EXERCISE TASK:
Repeat the records below exactly.

** start of GIVEN RECORDS **

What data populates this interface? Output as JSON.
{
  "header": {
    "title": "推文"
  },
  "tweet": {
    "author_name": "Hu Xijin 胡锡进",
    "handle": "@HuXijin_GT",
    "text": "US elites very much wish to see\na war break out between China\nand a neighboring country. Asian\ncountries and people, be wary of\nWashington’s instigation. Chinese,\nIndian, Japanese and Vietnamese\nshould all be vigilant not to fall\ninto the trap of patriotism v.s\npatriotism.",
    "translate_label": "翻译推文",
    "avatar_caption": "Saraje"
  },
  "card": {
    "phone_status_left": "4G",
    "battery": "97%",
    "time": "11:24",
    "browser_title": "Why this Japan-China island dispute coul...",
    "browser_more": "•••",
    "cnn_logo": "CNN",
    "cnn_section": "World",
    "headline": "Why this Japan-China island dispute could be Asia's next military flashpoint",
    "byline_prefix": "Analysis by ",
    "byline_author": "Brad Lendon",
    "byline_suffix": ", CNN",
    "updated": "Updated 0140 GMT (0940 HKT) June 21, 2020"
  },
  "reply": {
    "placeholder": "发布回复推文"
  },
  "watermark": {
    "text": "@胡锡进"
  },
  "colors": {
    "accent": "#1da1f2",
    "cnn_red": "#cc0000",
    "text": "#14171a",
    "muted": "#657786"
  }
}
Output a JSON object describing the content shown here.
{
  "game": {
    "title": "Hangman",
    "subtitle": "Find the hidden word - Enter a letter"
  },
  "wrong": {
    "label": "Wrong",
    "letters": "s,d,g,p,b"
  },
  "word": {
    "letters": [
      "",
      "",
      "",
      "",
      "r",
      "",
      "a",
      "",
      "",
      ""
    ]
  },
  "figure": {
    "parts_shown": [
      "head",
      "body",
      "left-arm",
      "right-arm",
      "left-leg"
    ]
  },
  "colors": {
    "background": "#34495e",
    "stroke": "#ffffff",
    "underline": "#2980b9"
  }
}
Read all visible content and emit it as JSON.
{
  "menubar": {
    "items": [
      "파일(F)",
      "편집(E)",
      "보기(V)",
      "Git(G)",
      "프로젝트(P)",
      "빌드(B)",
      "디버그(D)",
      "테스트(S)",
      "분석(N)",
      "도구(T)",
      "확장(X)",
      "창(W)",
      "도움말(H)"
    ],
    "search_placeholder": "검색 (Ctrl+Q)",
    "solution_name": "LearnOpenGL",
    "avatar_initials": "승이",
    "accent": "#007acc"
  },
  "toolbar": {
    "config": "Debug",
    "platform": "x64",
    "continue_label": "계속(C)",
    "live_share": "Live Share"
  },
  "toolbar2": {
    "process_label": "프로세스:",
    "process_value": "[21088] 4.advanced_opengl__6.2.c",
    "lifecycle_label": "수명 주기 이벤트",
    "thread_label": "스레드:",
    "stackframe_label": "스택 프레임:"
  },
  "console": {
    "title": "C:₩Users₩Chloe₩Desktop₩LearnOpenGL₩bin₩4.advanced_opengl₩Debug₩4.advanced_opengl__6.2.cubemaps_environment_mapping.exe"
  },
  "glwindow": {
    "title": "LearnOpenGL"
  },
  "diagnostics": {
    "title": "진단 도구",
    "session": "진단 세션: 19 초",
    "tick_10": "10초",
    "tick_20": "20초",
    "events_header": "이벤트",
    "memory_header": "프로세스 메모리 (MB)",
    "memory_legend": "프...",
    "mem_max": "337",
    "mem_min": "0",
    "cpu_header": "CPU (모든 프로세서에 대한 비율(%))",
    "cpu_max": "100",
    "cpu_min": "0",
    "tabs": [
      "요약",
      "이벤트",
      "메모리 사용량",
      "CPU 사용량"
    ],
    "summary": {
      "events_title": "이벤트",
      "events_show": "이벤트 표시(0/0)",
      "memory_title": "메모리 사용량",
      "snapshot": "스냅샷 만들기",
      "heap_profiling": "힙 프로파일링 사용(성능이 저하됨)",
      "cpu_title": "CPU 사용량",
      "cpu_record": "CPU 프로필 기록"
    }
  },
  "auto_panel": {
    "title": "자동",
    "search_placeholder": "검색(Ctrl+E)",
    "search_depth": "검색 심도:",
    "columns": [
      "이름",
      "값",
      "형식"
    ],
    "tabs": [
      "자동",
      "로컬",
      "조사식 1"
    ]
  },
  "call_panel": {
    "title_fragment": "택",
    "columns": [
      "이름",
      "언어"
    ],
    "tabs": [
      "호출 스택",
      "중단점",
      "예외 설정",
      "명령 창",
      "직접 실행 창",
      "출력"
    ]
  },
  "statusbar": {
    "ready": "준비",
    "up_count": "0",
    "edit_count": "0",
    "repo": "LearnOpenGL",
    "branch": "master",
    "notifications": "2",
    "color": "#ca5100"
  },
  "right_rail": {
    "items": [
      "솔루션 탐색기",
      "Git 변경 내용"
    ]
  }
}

** end of GIVEN RECORDS **

SOLUTION TO THE PROBLEM:
What data populates this interface? Output as JSON.
{
  "header": {
    "title": "推文"
  },
  "tweet": {
    "author_name": "Hu Xijin 胡锡进",
    "handle": "@HuXijin_GT",
    "text": "US elites very much wish to see\na war break out between China\nand a neighboring country. Asian\ncountries and people, be wary of\nWashington’s instigation. Chinese,\nIndian, Japanese and Vietnamese\nshould all be vigilant not to fall\ninto the trap of patriotism v.s\npatriotism.",
    "translate_label": "翻译推文",
    "avatar_caption": "Saraje"
  },
  "card": {
    "phone_status_left": "4G",
    "battery": "97%",
    "time": "11:24",
    "browser_title": "Why this Japan-China island dispute coul...",
    "browser_more": "•••",
    "cnn_logo": "CNN",
    "cnn_section": "World",
    "headline": "Why this Japan-China island dispute could be Asia's next military flashpoint",
    "byline_prefix": "Analysis by ",
    "byline_author": "Brad Lendon",
    "byline_suffix": ", CNN",
    "updated": "Updated 0140 GMT (0940 HKT) June 21, 2020"
  },
  "reply": {
    "placeholder": "发布回复推文"
  },
  "watermark": {
    "text": "@胡锡进"
  },
  "colors": {
    "accent": "#1da1f2",
    "cnn_red": "#cc0000",
    "text": "#14171a",
    "muted": "#657786"
  }
}
Output a JSON object describing the content shown here.
{
  "game": {
    "title": "Hangman",
    "subtitle": "Find the hidden word - Enter a letter"
  },
  "wrong": {
    "label": "Wrong",
    "letters": "s,d,g,p,b"
  },
  "word": {
    "letters": [
      "",
      "",
      "",
      "",
      "r",
      "",
      "a",
      "",
      "",
      ""
    ]
  },
  "figure": {
    "parts_shown": [
      "head",
      "body",
      "left-arm",
      "right-arm",
      "left-leg"
    ]
  },
  "colors": {
    "background": "#34495e",
    "stroke": "#ffffff",
    "underline": "#2980b9"
  }
}
Read all visible content and emit it as JSON.
{
  "menubar": {
    "items": [
      "파일(F)",
      "편집(E)",
      "보기(V)",
      "Git(G)",
      "프로젝트(P)",
      "빌드(B)",
      "디버그(D)",
      "테스트(S)",
      "분석(N)",
      "도구(T)",
      "확장(X)",
      "창(W)",
      "도움말(H)"
    ],
    "search_placeholder": "검색 (Ctrl+Q)",
    "solution_name": "LearnOpenGL",
    "avatar_initials": "승이",
    "accent": "#007acc"
  },
  "toolbar": {
    "config": "Debug",
    "platform": "x64",
    "continue_label": "계속(C)",
    "live_share": "Live Share"
  },
  "toolbar2": {
    "process_label": "프로세스:",
    "process_value": "[21088] 4.advanced_opengl__6.2.c",
    "lifecycle_label": "수명 주기 이벤트",
    "thread_label": "스레드:",
    "stackframe_label": "스택 프레임:"
  },
  "console": {
    "title": "C:₩Users₩Chloe₩Desktop₩LearnOpenGL₩bin₩4.advanced_opengl₩Debug₩4.advanced_opengl__6.2.cubemaps_environment_mapping.exe"
  },
  "glwindow": {
    "title": "LearnOpenGL"
  },
  "diagnostics": {
    "title": "진단 도구",
    "session": "진단 세션: 19 초",
    "tick_10": "10초",
    "tick_20": "20초",
    "events_header": "이벤트",
    "memory_header": "프로세스 메모리 (MB)",
    "memory_legend": "프...",
    "mem_max": "337",
    "mem_min": "0",
    "cpu_header": "CPU (모든 프로세서에 대한 비율(%))",
    "cpu_max": "100",
    "cpu_min": "0",
    "tabs": [
      "요약",
      "이벤트",
      "메모리 사용량",
      "CPU 사용량"
    ],
    "summary": {
      "events_title": "이벤트",
      "events_show": "이벤트 표시(0/0)",
      "memory_title": "메모리 사용량",
      "snapshot": "스냅샷 만들기",
      "heap_profiling": "힙 프로파일링 사용(성능이 저하됨)",
      "cpu_title": "CPU 사용량",
      "cpu_record": "CPU 프로필 기록"
    }
  },
  "auto_panel": {
    "title": "자동",
    "search_placeholder": "검색(Ctrl+E)",
    "search_depth": "검색 심도:",
    "columns": [
      "이름",
      "값",
      "형식"
    ],
    "tabs": [
      "자동",
      "로컬",
      "조사식 1"
    ]
  },
  "call_panel": {
    "title_fragment": "택",
    "columns": [
      "이름",
      "언어"
    ],
    "tabs": [
      "호출 스택",
      "중단점",
      "예외 설정",
      "명령 창",
      "직접 실행 창",
      "출력"
    ]
  },
  "statusbar": {
    "ready": "준비",
    "up_count": "0",
    "edit_count": "0",
    "repo": "LearnOpenGL",
    "branch": "master",
    "notifications": "2",
    "color": "#ca5100"
  },
  "right_rail": {
    "items": [
      "솔루션 탐색기",
      "Git 변경 내용"
    ]
  }
}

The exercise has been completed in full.